§ **PROBLEM STATEMENT**
Repeat each entry as written and leave the images out of the copy.

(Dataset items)
......

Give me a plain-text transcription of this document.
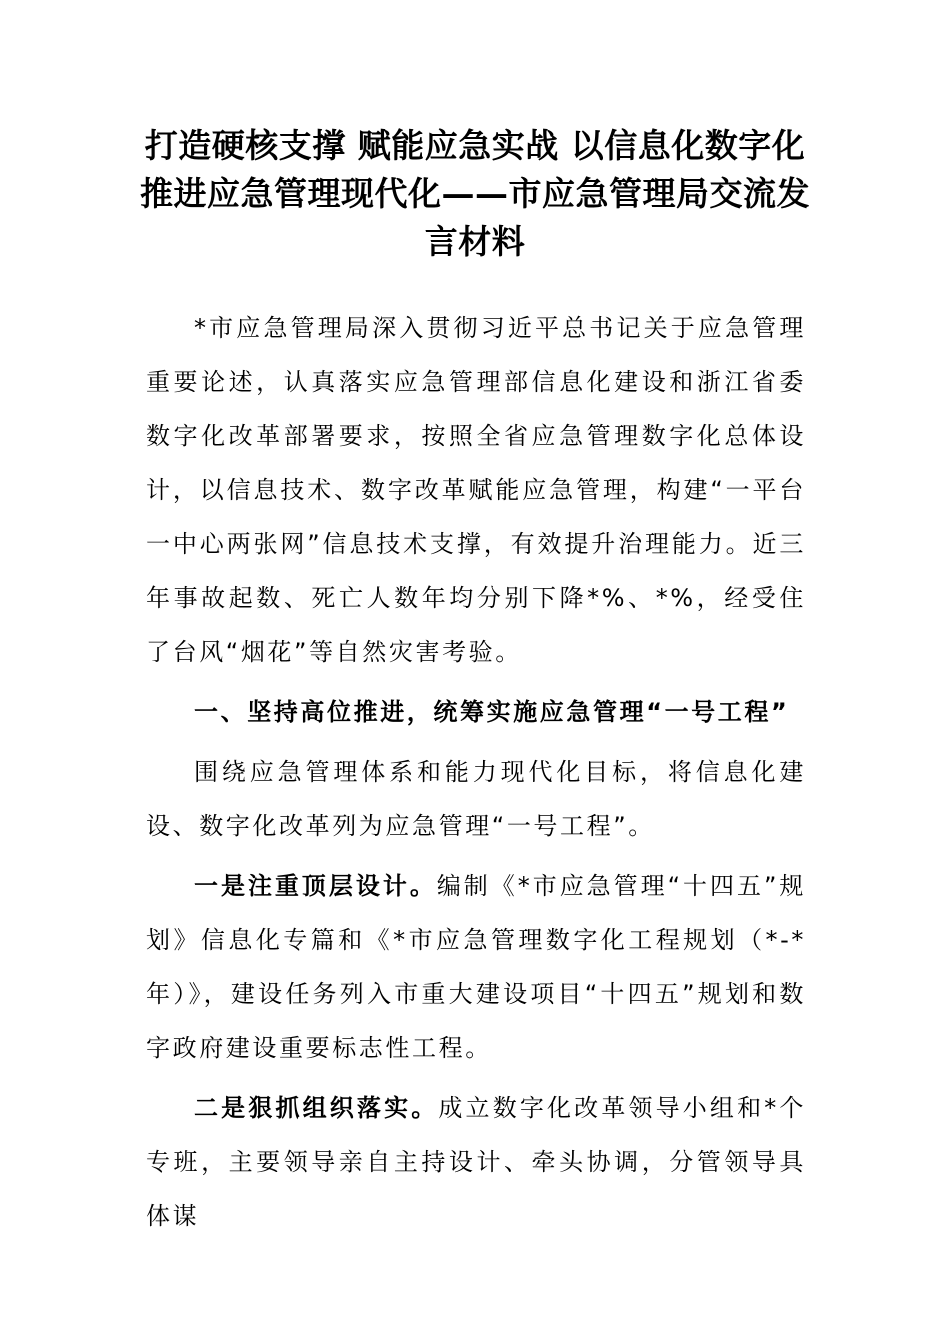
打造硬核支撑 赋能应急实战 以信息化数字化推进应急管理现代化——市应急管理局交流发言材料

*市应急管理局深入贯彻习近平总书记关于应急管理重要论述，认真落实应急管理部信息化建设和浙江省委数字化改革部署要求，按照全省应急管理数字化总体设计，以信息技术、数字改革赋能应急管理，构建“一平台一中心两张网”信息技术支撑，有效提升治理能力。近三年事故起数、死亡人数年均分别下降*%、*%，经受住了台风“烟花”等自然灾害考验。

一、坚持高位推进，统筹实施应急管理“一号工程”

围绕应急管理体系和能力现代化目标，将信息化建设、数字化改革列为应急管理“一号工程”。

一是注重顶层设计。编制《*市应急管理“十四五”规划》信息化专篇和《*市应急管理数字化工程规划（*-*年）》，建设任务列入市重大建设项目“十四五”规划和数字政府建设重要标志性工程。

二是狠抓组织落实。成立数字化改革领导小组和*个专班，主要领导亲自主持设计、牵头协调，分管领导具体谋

......

§ **COMPLETE RESPONSE**
Give me a plain-text transcription of this document.
打造硬核支撑 赋能应急实战 以信息化数字化推进应急管理现代化——市应急管理局交流发言材料

*市应急管理局深入贯彻习近平总书记关于应急管理重要论述，认真落实应急管理部信息化建设和浙江省委数字化改革部署要求，按照全省应急管理数字化总体设计，以信息技术、数字改革赋能应急管理，构建“一平台一中心两张网”信息技术支撑，有效提升治理能力。近三年事故起数、死亡人数年均分别下降*%、*%，经受住了台风“烟花”等自然灾害考验。

一、坚持高位推进，统筹实施应急管理“一号工程”

围绕应急管理体系和能力现代化目标，将信息化建设、数字化改革列为应急管理“一号工程”。

一是注重顶层设计。编制《*市应急管理“十四五”规划》信息化专篇和《*市应急管理数字化工程规划（*-*年）》，建设任务列入市重大建设项目“十四五”规划和数字政府建设重要标志性工程。

二是狠抓组织落实。成立数字化改革领导小组和*个专班，主要领导亲自主持设计、牵头协调，分管领导具体谋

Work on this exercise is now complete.